▸ WHAT YOU SHOULD DO
Set all the material down again unchanged, without the pictures.

---------- DATA SHOWN ----------

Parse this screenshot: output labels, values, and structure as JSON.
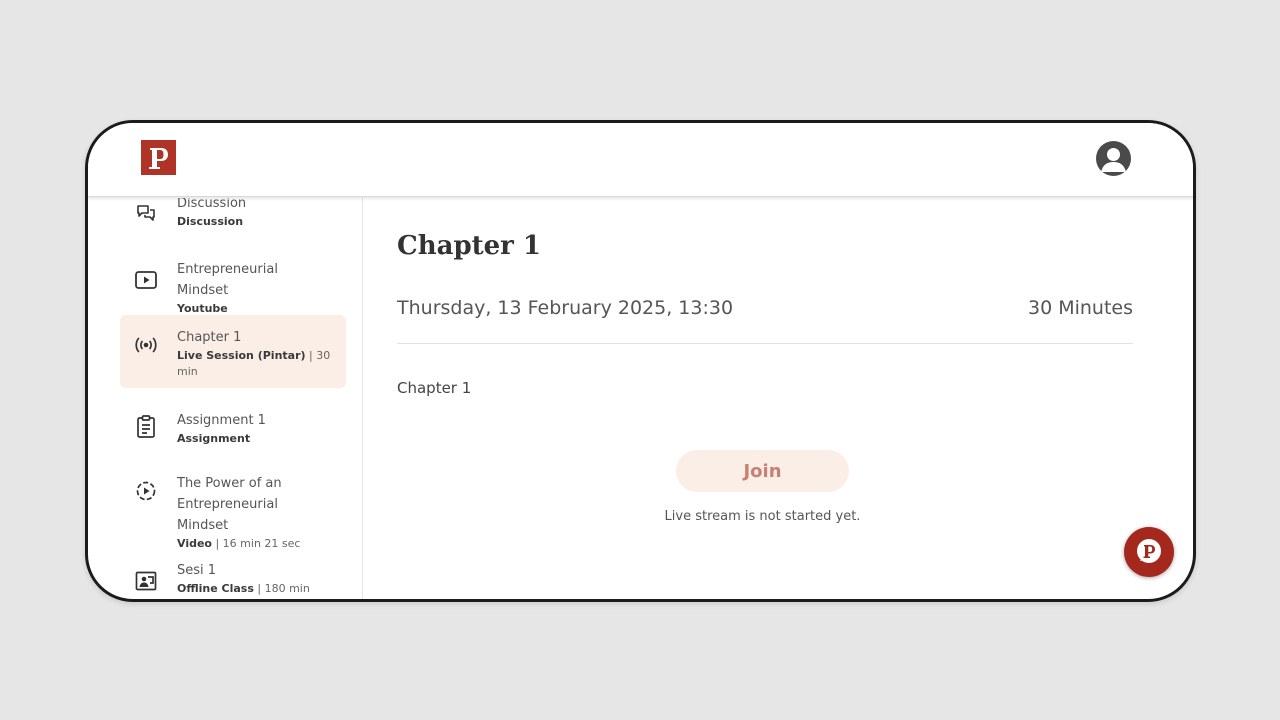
{
  "app": {
    "logo_letter": "P",
    "brand_color": "#b03327",
    "accent_soft": "#fbeee6"
  },
  "header": {
    "logo_icon": "brand-p-logo",
    "avatar_icon": "user-avatar-icon"
  },
  "sidebar": {
    "items": [
      {
        "title": "Discussion",
        "type": "Discussion",
        "meta": "",
        "icon": "chat-bubbles-icon",
        "active": false
      },
      {
        "title": "Entrepreneurial Mindset",
        "type": "Youtube",
        "meta": "",
        "icon": "play-square-icon",
        "active": false
      },
      {
        "title": "Chapter 1",
        "type": "Live Session (Pintar)",
        "meta": " | 30 min",
        "icon": "broadcast-icon",
        "active": true
      },
      {
        "title": "Assignment 1",
        "type": "Assignment",
        "meta": "",
        "icon": "clipboard-icon",
        "active": false
      },
      {
        "title": "The Power of an Entrepreneurial Mindset",
        "type": "Video",
        "meta": " | 16 min 21 sec",
        "icon": "play-circle-dashed-icon",
        "active": false
      },
      {
        "title": "Sesi 1",
        "type": "Offline Class",
        "meta": " | 180 min",
        "icon": "classroom-icon",
        "active": false
      }
    ]
  },
  "main": {
    "title": "Chapter 1",
    "datetime": "Thursday, 13 February 2025, 13:30",
    "duration": "30 Minutes",
    "description": "Chapter 1",
    "join_label": "Join",
    "status": "Live stream is not started yet."
  },
  "chat_fab": {
    "icon": "chat-p-logo-icon"
  }
}
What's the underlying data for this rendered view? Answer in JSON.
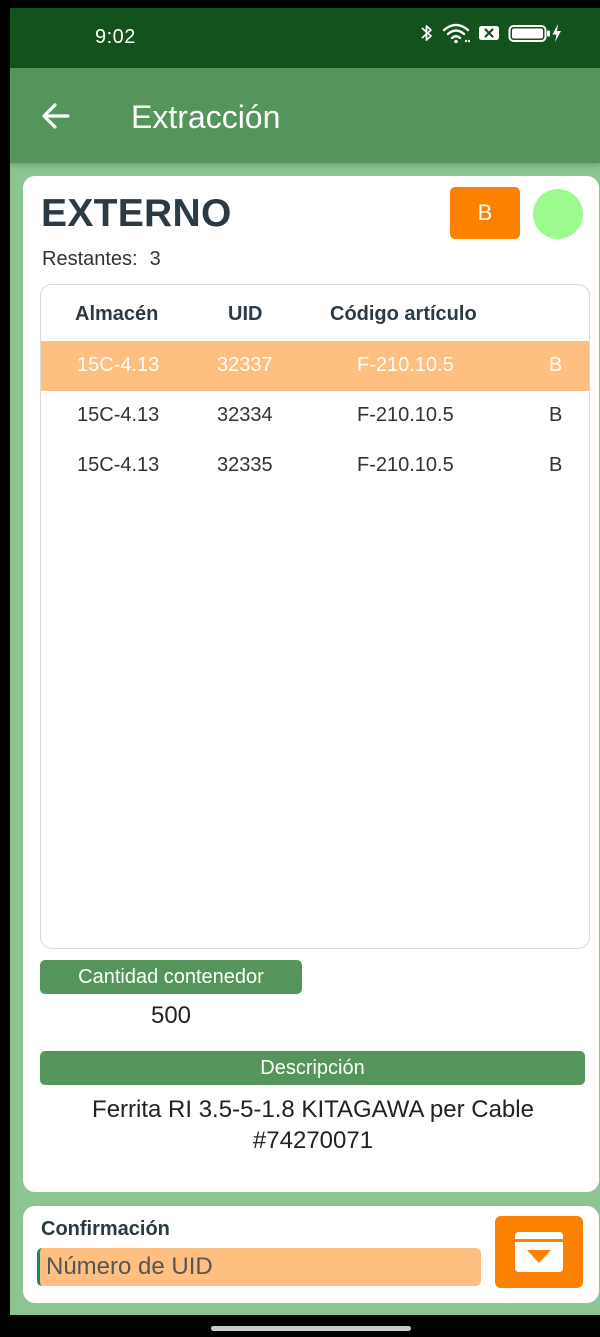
{
  "status_bar": {
    "time": "9:02",
    "icons": [
      "bluetooth-icon",
      "wifi-icon",
      "notification-icon",
      "battery-charging-icon"
    ]
  },
  "app_bar": {
    "back_icon": "arrow-left-icon",
    "title": "Extracción"
  },
  "header": {
    "title": "EXTERNO",
    "badge_label": "B",
    "status_dot_color": "#9cfb8c",
    "remaining_label": "Restantes:",
    "remaining_count": "3"
  },
  "table": {
    "columns": [
      "Almacén",
      "UID",
      "Código artículo"
    ],
    "rows": [
      {
        "almacen": "15C-4.13",
        "uid": "32337",
        "codigo": "F-210.10.5",
        "tipo": "B",
        "selected": true
      },
      {
        "almacen": "15C-4.13",
        "uid": "32334",
        "codigo": "F-210.10.5",
        "tipo": "B",
        "selected": false
      },
      {
        "almacen": "15C-4.13",
        "uid": "32335",
        "codigo": "F-210.10.5",
        "tipo": "B",
        "selected": false
      }
    ]
  },
  "details": {
    "quantity_label": "Cantidad contenedor",
    "quantity_value": "500",
    "description_label": "Descripción",
    "description_value": "Ferrita RI 3.5-5-1.8 KITAGAWA  per Cable #74270071"
  },
  "confirm": {
    "label": "Confirmación",
    "input_placeholder": "Número de UID",
    "input_value": "",
    "button_icon": "archive-download-icon"
  },
  "colors": {
    "status_bar": "#13521d",
    "app_bar": "#55955b",
    "background": "#8cc492",
    "accent_orange": "#fb8200",
    "selected_row": "#ffbf80",
    "heading_text": "#2c3a44"
  }
}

----------

▸ TASK ANSWER
Parse this screenshot: output labels, values, and structure as JSON.
{
  "app": {
    "logo_letter": "P",
    "brand_color": "#b03327",
    "accent_soft": "#fbeee6"
  },
  "header": {
    "logo_icon": "brand-p-logo",
    "avatar_icon": "user-avatar-icon"
  },
  "sidebar": {
    "items": [
      {
        "title": "Discussion",
        "type": "Discussion",
        "meta": "",
        "icon": "chat-bubbles-icon",
        "active": false
      },
      {
        "title": "Entrepreneurial Mindset",
        "type": "Youtube",
        "meta": "",
        "icon": "play-square-icon",
        "active": false
      },
      {
        "title": "Chapter 1",
        "type": "Live Session (Pintar)",
        "meta": " | 30 min",
        "icon": "broadcast-icon",
        "active": true
      },
      {
        "title": "Assignment 1",
        "type": "Assignment",
        "meta": "",
        "icon": "clipboard-icon",
        "active": false
      },
      {
        "title": "The Power of an Entrepreneurial Mindset",
        "type": "Video",
        "meta": " | 16 min 21 sec",
        "icon": "play-circle-dashed-icon",
        "active": false
      },
      {
        "title": "Sesi 1",
        "type": "Offline Class",
        "meta": " | 180 min",
        "icon": "classroom-icon",
        "active": false
      }
    ]
  },
  "main": {
    "title": "Chapter 1",
    "datetime": "Thursday, 13 February 2025, 13:30",
    "duration": "30 Minutes",
    "description": "Chapter 1",
    "join_label": "Join",
    "status": "Live stream is not started yet."
  },
  "chat_fab": {
    "icon": "chat-p-logo-icon"
  }
}
What's the underlying data for this rendered view? Answer in JSON.
{
  "status_bar": {
    "time": "9:02",
    "icons": [
      "bluetooth-icon",
      "wifi-icon",
      "notification-icon",
      "battery-charging-icon"
    ]
  },
  "app_bar": {
    "back_icon": "arrow-left-icon",
    "title": "Extracción"
  },
  "header": {
    "title": "EXTERNO",
    "badge_label": "B",
    "status_dot_color": "#9cfb8c",
    "remaining_label": "Restantes:",
    "remaining_count": "3"
  },
  "table": {
    "columns": [
      "Almacén",
      "UID",
      "Código artículo"
    ],
    "rows": [
      {
        "almacen": "15C-4.13",
        "uid": "32337",
        "codigo": "F-210.10.5",
        "tipo": "B",
        "selected": true
      },
      {
        "almacen": "15C-4.13",
        "uid": "32334",
        "codigo": "F-210.10.5",
        "tipo": "B",
        "selected": false
      },
      {
        "almacen": "15C-4.13",
        "uid": "32335",
        "codigo": "F-210.10.5",
        "tipo": "B",
        "selected": false
      }
    ]
  },
  "details": {
    "quantity_label": "Cantidad contenedor",
    "quantity_value": "500",
    "description_label": "Descripción",
    "description_value": "Ferrita RI 3.5-5-1.8 KITAGAWA  per Cable #74270071"
  },
  "confirm": {
    "label": "Confirmación",
    "input_placeholder": "Número de UID",
    "input_value": "",
    "button_icon": "archive-download-icon"
  },
  "colors": {
    "status_bar": "#13521d",
    "app_bar": "#55955b",
    "background": "#8cc492",
    "accent_orange": "#fb8200",
    "selected_row": "#ffbf80",
    "heading_text": "#2c3a44"
  }
}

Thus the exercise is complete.